## Task to complete
Each entry must be given again exactly; images do not belong in the copy.

***** Input data *****

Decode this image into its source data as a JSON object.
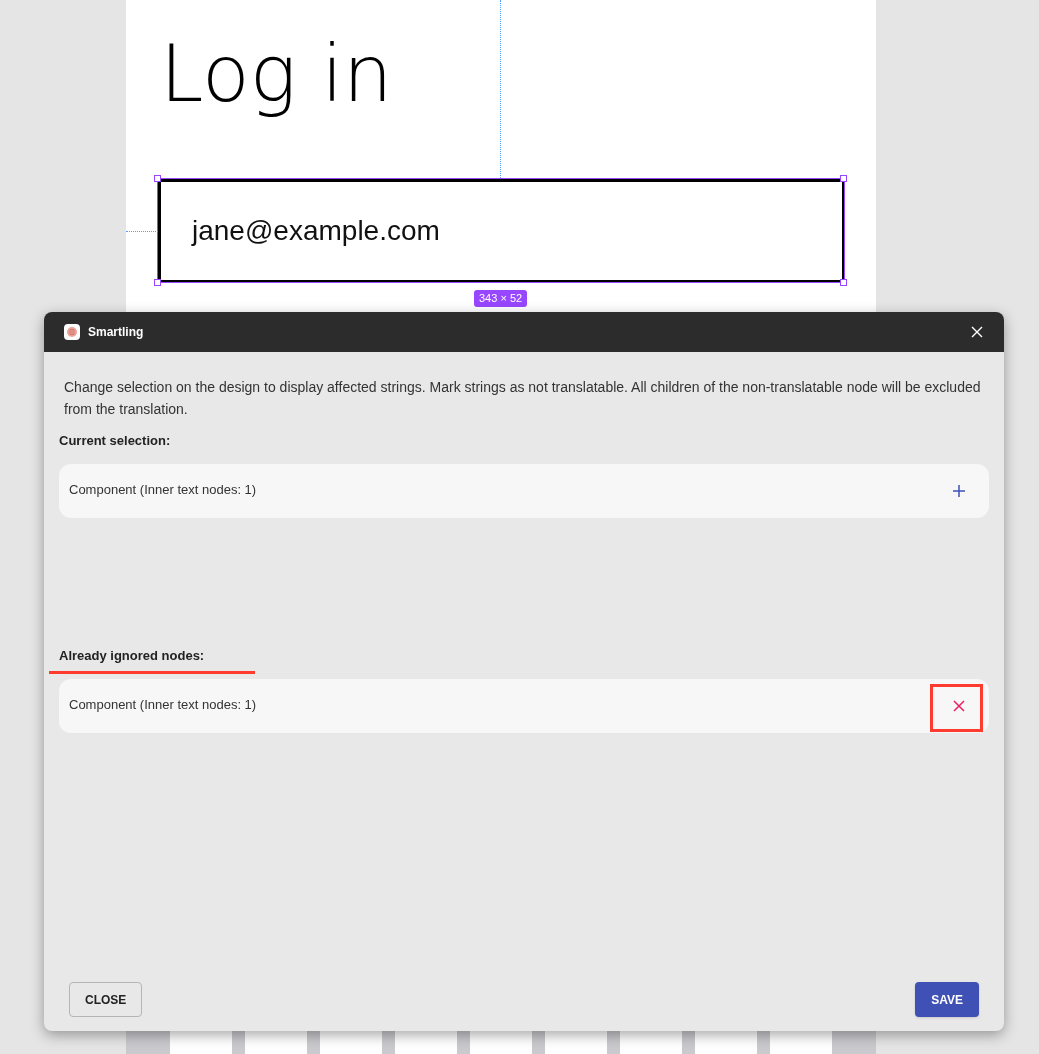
{
  "canvas": {
    "title": "Log in",
    "input_value": "jane@example.com",
    "size_badge": "343 × 52"
  },
  "dialog": {
    "title": "Smartling",
    "description": "Change selection on the design to display affected strings. Mark strings as not translatable. All children of the non-translatable node will be excluded from the translation.",
    "sections": [
      {
        "heading": "Current selection:",
        "items": [
          {
            "label": "Component (Inner text nodes: 1)",
            "kind": "add"
          }
        ]
      },
      {
        "heading": "Already ignored nodes:",
        "items": [
          {
            "label": "Component (Inner text nodes: 1)",
            "kind": "remove"
          }
        ]
      }
    ],
    "buttons": [
      {
        "label": "CLOSE",
        "kind": "secondary"
      },
      {
        "label": "SAVE",
        "kind": "primary"
      }
    ]
  }
}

*****

## Correct response
Decode this image into its source data as a JSON object.
{
  "canvas": {
    "title": "Log in",
    "input_value": "jane@example.com",
    "size_badge": "343 × 52"
  },
  "dialog": {
    "title": "Smartling",
    "description": "Change selection on the design to display affected strings. Mark strings as not translatable. All children of the non-translatable node will be excluded from the translation.",
    "sections": [
      {
        "heading": "Current selection:",
        "items": [
          {
            "label": "Component (Inner text nodes: 1)",
            "kind": "add"
          }
        ]
      },
      {
        "heading": "Already ignored nodes:",
        "items": [
          {
            "label": "Component (Inner text nodes: 1)",
            "kind": "remove"
          }
        ]
      }
    ],
    "buttons": [
      {
        "label": "CLOSE",
        "kind": "secondary"
      },
      {
        "label": "SAVE",
        "kind": "primary"
      }
    ]
  }
}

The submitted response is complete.